▶ Job
Please write the listing below out again exactly, leaving every picture behind.

── Input rows

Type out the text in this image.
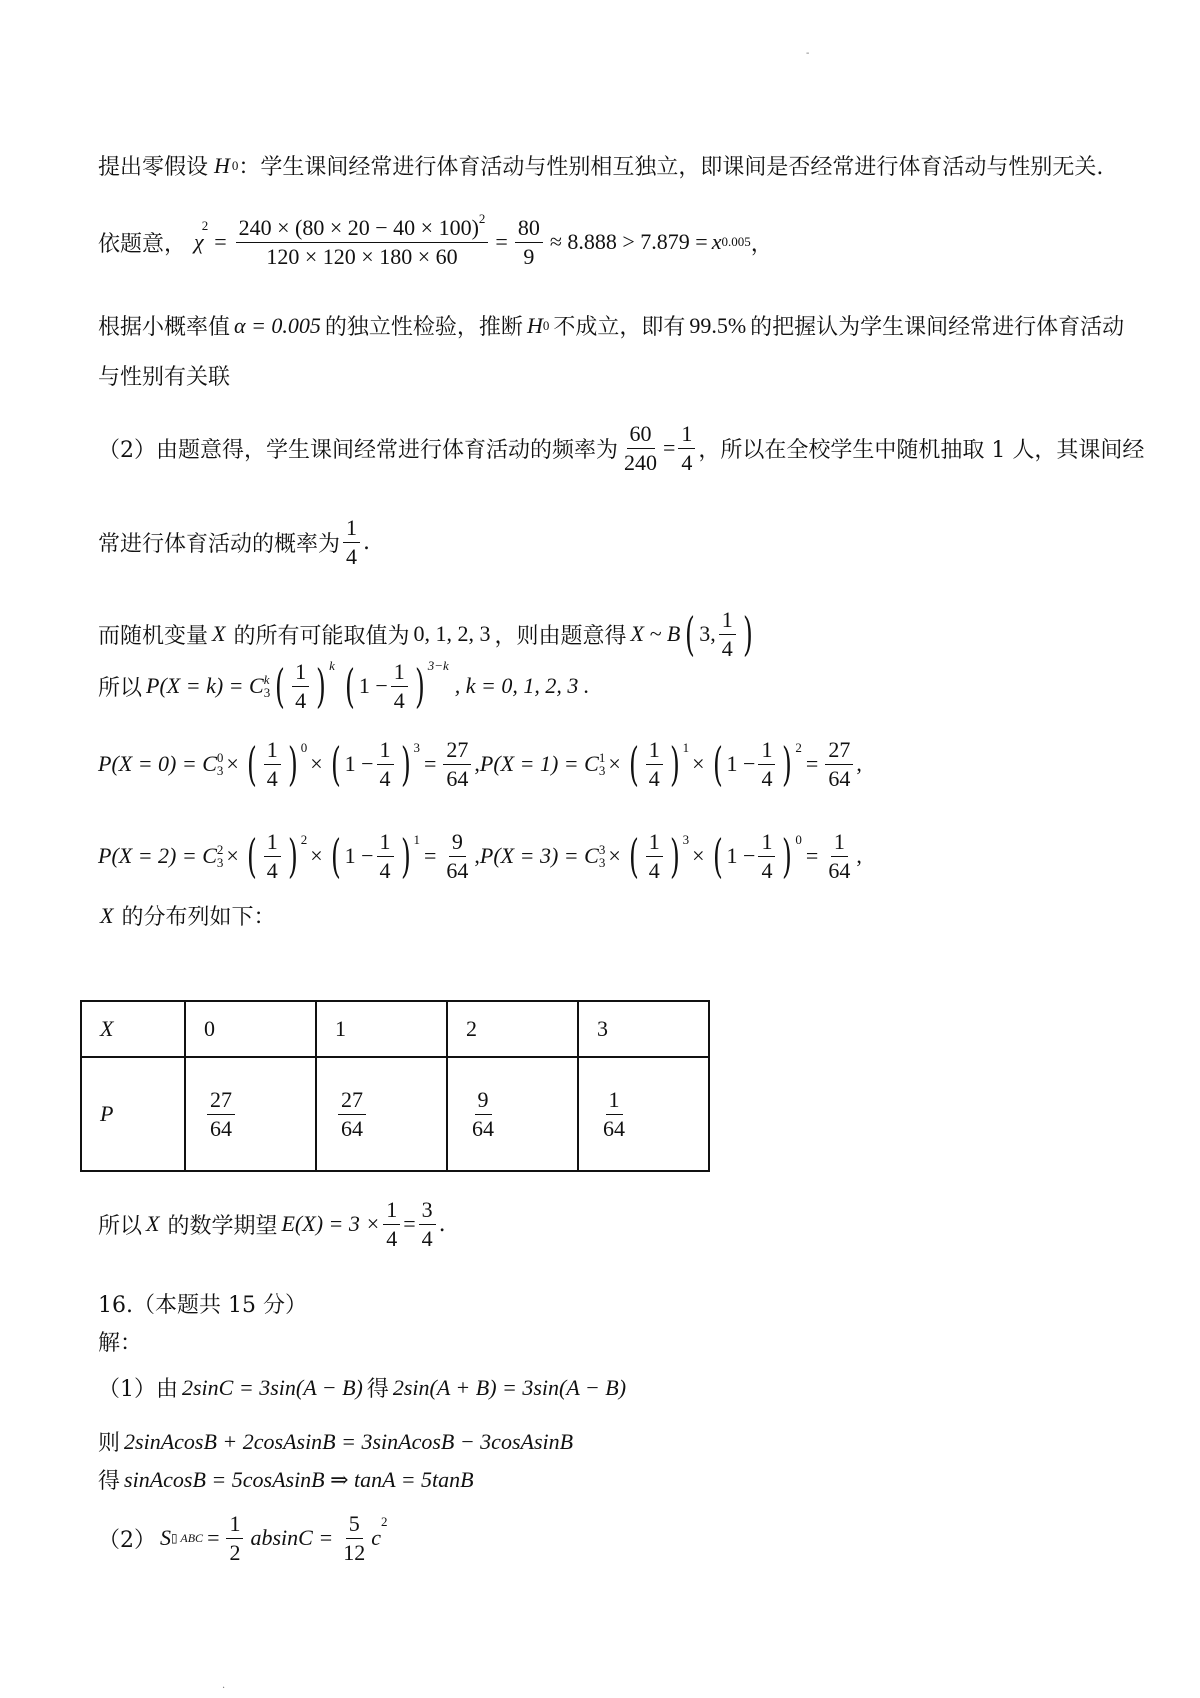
-
提出零假设 H 0 ：学生课间经常进行体育活动与性别相互独立，即课间是否经常进行体育活动与性别无关.
依题意， χ
2
= $\frac{240 \times (80 \times 20 - 40 \times 100)^2}{120 \times 120 \times 180 \times 60} = \frac{80}{9} \approx 8.888 > 7.879 = x$ 0.005 ，
根据小概率值 α = 0.005 的独立性检验，推断 H 0 不成立，即有 99.5% 的把握认为学生课间经常进行体育活动
与性别有关联
（2）由题意得，学生课间经常进行体育活动的频率为 $\frac{60}{240} = \frac{1}{4}$ ，所以在全校学生中随机抽取 1 人，其课间经
常进行体育活动的概率为 $\frac{1}{4}$ .
而随机变量 X 的所有可能取值为 0, 1, 2, 3 ，则由题意得 X ~ B ( 3, $\frac{1}{4}$ )
所以 P(X = k) = C k
3 ( $\frac{1}{4}$ ) k ( $1 - \frac{1}{4}$ ) 3−k
, k = 0, 1, 2, 3 .
P(X = 0) = C 0
3 × ( $\frac{1}{4}$ ) 0
× ( $1 - \frac{1}{4}$ ) 3
= $\frac{27}{64}$ , P(X = 1) = C 1
3 × ( $\frac{1}{4}$ ) 1
× ( $1 - \frac{1}{4}$ ) 2
= $\frac{27}{64}$ ,
P(X = 2) = C 2
3 × ( $\frac{1}{4}$ ) 2
× ( $1 - \frac{1}{4}$ ) 1
= $\frac{9}{64}$ , P(X = 3) = C 3
3 × ( $\frac{1}{4}$ ) 3
× ( $1 - \frac{1}{4}$ ) 0
= $\frac{1}{64}$ ,
X 的分布列如下：
X	0	1	2	3
P	$\frac{27}{64}$	$\frac{27}{64}$	$\frac{9}{64}$	$\frac{1}{64}$
所以 X 的数学期望 $E(X) = 3 \times \frac{1}{4} = \frac{3}{4}$ .
16.（本题共 15 分）
解：
（1）由 2sinC = 3sin(A − B) 得 2sin(A + B) = 3sin(A − B)
则 2sinAcosB + 2cosAsinB = 3sinAcosB − 3cosAsinB
得 sinAcosB = 5cosAsinB ⇒ tanA = 5tanB
（2） S ▯ ABC = $\frac{1}{2}$ $absinC = \frac{5}{12}$ c
2
.
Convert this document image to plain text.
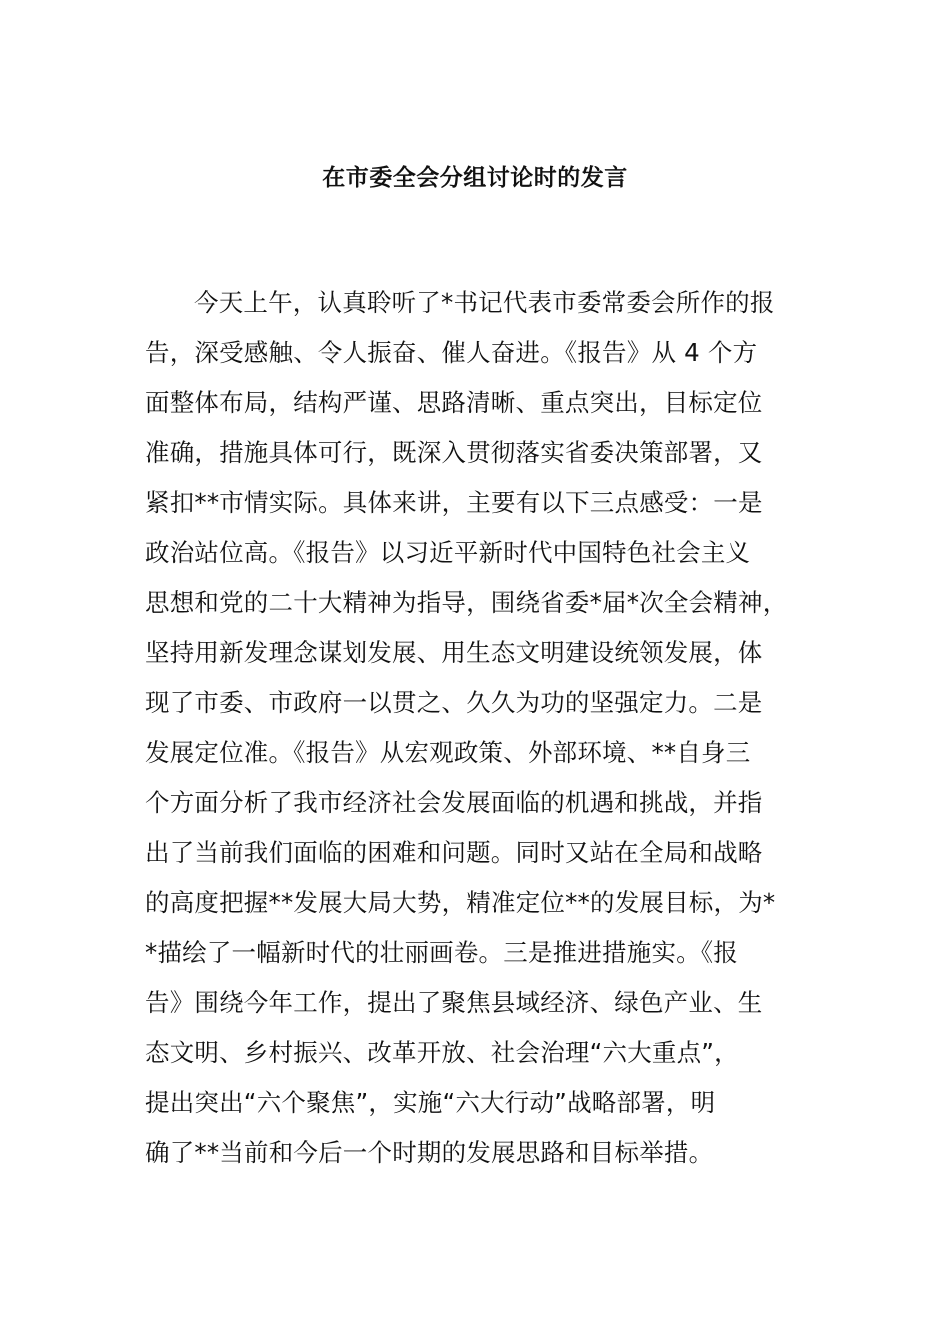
在市委全会分组讨论时的发言
今天上午，认真聆听了*书记代表市委常委会所作的报
告，深受感触、令人振奋、催人奋进。《报告》从 4 个方
面整体布局，结构严谨、思路清晰、重点突出，目标定位
准确，措施具体可行，既深入贯彻落实省委决策部署，又
紧扣**市情实际。具体来讲，主要有以下三点感受：一是
政治站位高。《报告》以习近平新时代中国特色社会主义
思想和党的二十大精神为指导，围绕省委*届*次全会精神，
坚持用新发理念谋划发展、用生态文明建设统领发展，体
现了市委、市政府一以贯之、久久为功的坚强定力。二是
发展定位准。《报告》从宏观政策、外部环境、**自身三
个方面分析了我市经济社会发展面临的机遇和挑战，并指
出了当前我们面临的困难和问题。同时又站在全局和战略
的高度把握**发展大局大势，精准定位**的发展目标，为*
*描绘了一幅新时代的壮丽画卷。三是推进措施实。《报
告》围绕今年工作，提出了聚焦县域经济、绿色产业、生
态文明、乡村振兴、改革开放、社会治理“六大重点”，
提出突出“六个聚焦”，实施“六大行动”战略部署，明
确了**当前和今后一个时期的发展思路和目标举措。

────

▶ Result
Type out the text in this image.
-
提出零假设 H 0 ：学生课间经常进行体育活动与性别相互独立，即课间是否经常进行体育活动与性别无关.
依题意， χ
2
= $\frac{240 \times (80 \times 20 - 40 \times 100)^2}{120 \times 120 \times 180 \times 60} = \frac{80}{9} \approx 8.888 > 7.879 = x$ 0.005 ，
根据小概率值 α = 0.005 的独立性检验，推断 H 0 不成立，即有 99.5% 的把握认为学生课间经常进行体育活动
与性别有关联
（2）由题意得，学生课间经常进行体育活动的频率为 $\frac{60}{240} = \frac{1}{4}$ ，所以在全校学生中随机抽取 1 人，其课间经
常进行体育活动的概率为 $\frac{1}{4}$ .
而随机变量 X 的所有可能取值为 0, 1, 2, 3 ，则由题意得 X ~ B ( 3, $\frac{1}{4}$ )
所以 P(X = k) = C k
3 ( $\frac{1}{4}$ ) k ( $1 - \frac{1}{4}$ ) 3−k
, k = 0, 1, 2, 3 .
P(X = 0) = C 0
3 × ( $\frac{1}{4}$ ) 0
× ( $1 - \frac{1}{4}$ ) 3
= $\frac{27}{64}$ , P(X = 1) = C 1
3 × ( $\frac{1}{4}$ ) 1
× ( $1 - \frac{1}{4}$ ) 2
= $\frac{27}{64}$ ,
P(X = 2) = C 2
3 × ( $\frac{1}{4}$ ) 2
× ( $1 - \frac{1}{4}$ ) 1
= $\frac{9}{64}$ , P(X = 3) = C 3
3 × ( $\frac{1}{4}$ ) 3
× ( $1 - \frac{1}{4}$ ) 0
= $\frac{1}{64}$ ,
X 的分布列如下：
X	0	1	2	3
P	$\frac{27}{64}$	$\frac{27}{64}$	$\frac{9}{64}$	$\frac{1}{64}$
所以 X 的数学期望 $E(X) = 3 \times \frac{1}{4} = \frac{3}{4}$ .
16.（本题共 15 分）
解：
（1）由 2sinC = 3sin(A − B) 得 2sin(A + B) = 3sin(A − B)
则 2sinAcosB + 2cosAsinB = 3sinAcosB − 3cosAsinB
得 sinAcosB = 5cosAsinB ⇒ tanA = 5tanB
（2） S ▯ ABC = $\frac{1}{2}$ $absinC = \frac{5}{12}$ c
2
.
Convert this document image to plain text.
在市委全会分组讨论时的发言
今天上午，认真聆听了*书记代表市委常委会所作的报
告，深受感触、令人振奋、催人奋进。《报告》从 4 个方
面整体布局，结构严谨、思路清晰、重点突出，目标定位
准确，措施具体可行，既深入贯彻落实省委决策部署，又
紧扣**市情实际。具体来讲，主要有以下三点感受：一是
政治站位高。《报告》以习近平新时代中国特色社会主义
思想和党的二十大精神为指导，围绕省委*届*次全会精神，
坚持用新发理念谋划发展、用生态文明建设统领发展，体
现了市委、市政府一以贯之、久久为功的坚强定力。二是
发展定位准。《报告》从宏观政策、外部环境、**自身三
个方面分析了我市经济社会发展面临的机遇和挑战，并指
出了当前我们面临的困难和问题。同时又站在全局和战略
的高度把握**发展大局大势，精准定位**的发展目标，为*
*描绘了一幅新时代的壮丽画卷。三是推进措施实。《报
告》围绕今年工作，提出了聚焦县域经济、绿色产业、生
态文明、乡村振兴、改革开放、社会治理“六大重点”，
提出突出“六个聚焦”，实施“六大行动”战略部署，明
确了**当前和今后一个时期的发展思路和目标举措。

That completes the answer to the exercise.